Exercise goal ▸ Transcribe the records that follow, preserving every word.

Data supplied ▸
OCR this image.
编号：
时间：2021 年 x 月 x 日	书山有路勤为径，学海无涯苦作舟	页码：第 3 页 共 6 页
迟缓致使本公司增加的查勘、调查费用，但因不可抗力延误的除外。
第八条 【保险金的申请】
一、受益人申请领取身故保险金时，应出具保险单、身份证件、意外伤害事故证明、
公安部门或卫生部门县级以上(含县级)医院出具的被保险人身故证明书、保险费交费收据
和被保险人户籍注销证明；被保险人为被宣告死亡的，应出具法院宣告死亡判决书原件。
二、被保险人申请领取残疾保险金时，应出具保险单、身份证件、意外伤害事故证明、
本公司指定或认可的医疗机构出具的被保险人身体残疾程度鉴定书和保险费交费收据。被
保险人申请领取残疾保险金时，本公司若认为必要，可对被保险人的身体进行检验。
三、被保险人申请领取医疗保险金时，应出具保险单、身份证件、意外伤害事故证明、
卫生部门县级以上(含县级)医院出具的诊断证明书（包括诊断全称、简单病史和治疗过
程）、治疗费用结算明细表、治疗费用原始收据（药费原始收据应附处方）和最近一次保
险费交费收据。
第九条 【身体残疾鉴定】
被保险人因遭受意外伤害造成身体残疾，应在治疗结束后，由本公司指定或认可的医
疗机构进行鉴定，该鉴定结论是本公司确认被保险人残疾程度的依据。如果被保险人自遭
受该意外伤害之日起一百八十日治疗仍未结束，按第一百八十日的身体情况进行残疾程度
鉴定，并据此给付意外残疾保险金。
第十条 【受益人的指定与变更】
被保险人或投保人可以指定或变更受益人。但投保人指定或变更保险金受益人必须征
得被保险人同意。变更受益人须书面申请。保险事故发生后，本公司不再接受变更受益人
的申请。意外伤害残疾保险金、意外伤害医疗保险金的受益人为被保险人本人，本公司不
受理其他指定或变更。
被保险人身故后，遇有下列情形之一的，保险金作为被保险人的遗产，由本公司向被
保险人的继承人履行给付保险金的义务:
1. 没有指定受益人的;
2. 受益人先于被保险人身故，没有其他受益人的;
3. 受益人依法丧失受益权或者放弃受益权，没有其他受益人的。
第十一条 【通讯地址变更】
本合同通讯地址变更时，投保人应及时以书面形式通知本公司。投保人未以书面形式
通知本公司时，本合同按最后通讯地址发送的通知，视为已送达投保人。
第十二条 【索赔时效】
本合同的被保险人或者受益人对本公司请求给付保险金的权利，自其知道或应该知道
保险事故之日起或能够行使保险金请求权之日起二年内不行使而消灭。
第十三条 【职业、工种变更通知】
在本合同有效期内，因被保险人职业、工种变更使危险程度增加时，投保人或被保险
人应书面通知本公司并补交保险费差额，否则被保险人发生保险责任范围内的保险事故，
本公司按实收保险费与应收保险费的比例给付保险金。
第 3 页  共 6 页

Complete answer ▸
OCR this image.
编号：
时间：2021 年 x 月 x 日	书山有路勤为径，学海无涯苦作舟	页码：第 3 页 共 6 页
迟缓致使本公司增加的查勘、调查费用，但因不可抗力延误的除外。
第八条 【保险金的申请】
一、受益人申请领取身故保险金时，应出具保险单、身份证件、意外伤害事故证明、
公安部门或卫生部门县级以上(含县级)医院出具的被保险人身故证明书、保险费交费收据
和被保险人户籍注销证明；被保险人为被宣告死亡的，应出具法院宣告死亡判决书原件。
二、被保险人申请领取残疾保险金时，应出具保险单、身份证件、意外伤害事故证明、
本公司指定或认可的医疗机构出具的被保险人身体残疾程度鉴定书和保险费交费收据。被
保险人申请领取残疾保险金时，本公司若认为必要，可对被保险人的身体进行检验。
三、被保险人申请领取医疗保险金时，应出具保险单、身份证件、意外伤害事故证明、
卫生部门县级以上(含县级)医院出具的诊断证明书（包括诊断全称、简单病史和治疗过
程）、治疗费用结算明细表、治疗费用原始收据（药费原始收据应附处方）和最近一次保
险费交费收据。
第九条 【身体残疾鉴定】
被保险人因遭受意外伤害造成身体残疾，应在治疗结束后，由本公司指定或认可的医
疗机构进行鉴定，该鉴定结论是本公司确认被保险人残疾程度的依据。如果被保险人自遭
受该意外伤害之日起一百八十日治疗仍未结束，按第一百八十日的身体情况进行残疾程度
鉴定，并据此给付意外残疾保险金。
第十条 【受益人的指定与变更】
被保险人或投保人可以指定或变更受益人。但投保人指定或变更保险金受益人必须征
得被保险人同意。变更受益人须书面申请。保险事故发生后，本公司不再接受变更受益人
的申请。意外伤害残疾保险金、意外伤害医疗保险金的受益人为被保险人本人，本公司不
受理其他指定或变更。
被保险人身故后，遇有下列情形之一的，保险金作为被保险人的遗产，由本公司向被
保险人的继承人履行给付保险金的义务:
1. 没有指定受益人的;
2. 受益人先于被保险人身故，没有其他受益人的;
3. 受益人依法丧失受益权或者放弃受益权，没有其他受益人的。
第十一条 【通讯地址变更】
本合同通讯地址变更时，投保人应及时以书面形式通知本公司。投保人未以书面形式
通知本公司时，本合同按最后通讯地址发送的通知，视为已送达投保人。
第十二条 【索赔时效】
本合同的被保险人或者受益人对本公司请求给付保险金的权利，自其知道或应该知道
保险事故之日起或能够行使保险金请求权之日起二年内不行使而消灭。
第十三条 【职业、工种变更通知】
在本合同有效期内，因被保险人职业、工种变更使危险程度增加时，投保人或被保险
人应书面通知本公司并补交保险费差额，否则被保险人发生保险责任范围内的保险事故，
本公司按实收保险费与应收保险费的比例给付保险金。
第 3 页  共 6 页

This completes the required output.